State how many lines hold the string "если". Give the number and nothing else.

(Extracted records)

'''

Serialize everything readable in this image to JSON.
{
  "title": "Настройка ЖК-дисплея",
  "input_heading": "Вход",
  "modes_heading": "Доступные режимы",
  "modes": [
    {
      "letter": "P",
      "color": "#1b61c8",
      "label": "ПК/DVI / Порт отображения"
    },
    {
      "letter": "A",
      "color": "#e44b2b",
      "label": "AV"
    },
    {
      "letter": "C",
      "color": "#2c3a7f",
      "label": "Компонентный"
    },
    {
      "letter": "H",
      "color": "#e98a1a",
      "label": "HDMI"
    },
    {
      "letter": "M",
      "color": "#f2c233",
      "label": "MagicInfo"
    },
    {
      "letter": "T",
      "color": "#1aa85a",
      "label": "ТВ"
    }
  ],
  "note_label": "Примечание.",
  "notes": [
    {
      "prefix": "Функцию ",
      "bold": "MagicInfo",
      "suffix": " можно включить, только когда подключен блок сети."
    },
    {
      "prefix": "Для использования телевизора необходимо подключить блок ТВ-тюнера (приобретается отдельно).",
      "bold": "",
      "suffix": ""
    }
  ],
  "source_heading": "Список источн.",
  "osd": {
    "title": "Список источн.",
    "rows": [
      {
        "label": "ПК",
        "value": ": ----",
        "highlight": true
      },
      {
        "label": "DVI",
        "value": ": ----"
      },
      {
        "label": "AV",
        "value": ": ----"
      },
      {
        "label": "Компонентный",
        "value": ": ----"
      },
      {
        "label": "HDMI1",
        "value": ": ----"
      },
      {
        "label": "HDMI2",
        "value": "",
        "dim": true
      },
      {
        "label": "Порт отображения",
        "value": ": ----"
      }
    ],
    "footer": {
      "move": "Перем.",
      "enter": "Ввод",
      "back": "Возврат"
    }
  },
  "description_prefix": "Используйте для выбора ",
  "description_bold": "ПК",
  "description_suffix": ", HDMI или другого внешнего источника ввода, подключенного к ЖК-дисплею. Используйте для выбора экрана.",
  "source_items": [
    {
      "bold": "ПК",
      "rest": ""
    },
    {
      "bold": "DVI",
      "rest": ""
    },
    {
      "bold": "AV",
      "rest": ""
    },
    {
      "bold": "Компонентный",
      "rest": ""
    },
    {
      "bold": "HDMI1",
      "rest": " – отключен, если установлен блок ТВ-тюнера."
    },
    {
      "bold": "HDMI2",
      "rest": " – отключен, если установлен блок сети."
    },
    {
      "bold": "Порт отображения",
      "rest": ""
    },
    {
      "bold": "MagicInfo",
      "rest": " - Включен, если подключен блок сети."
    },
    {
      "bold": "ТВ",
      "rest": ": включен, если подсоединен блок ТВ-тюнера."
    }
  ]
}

'''

Full solution:
4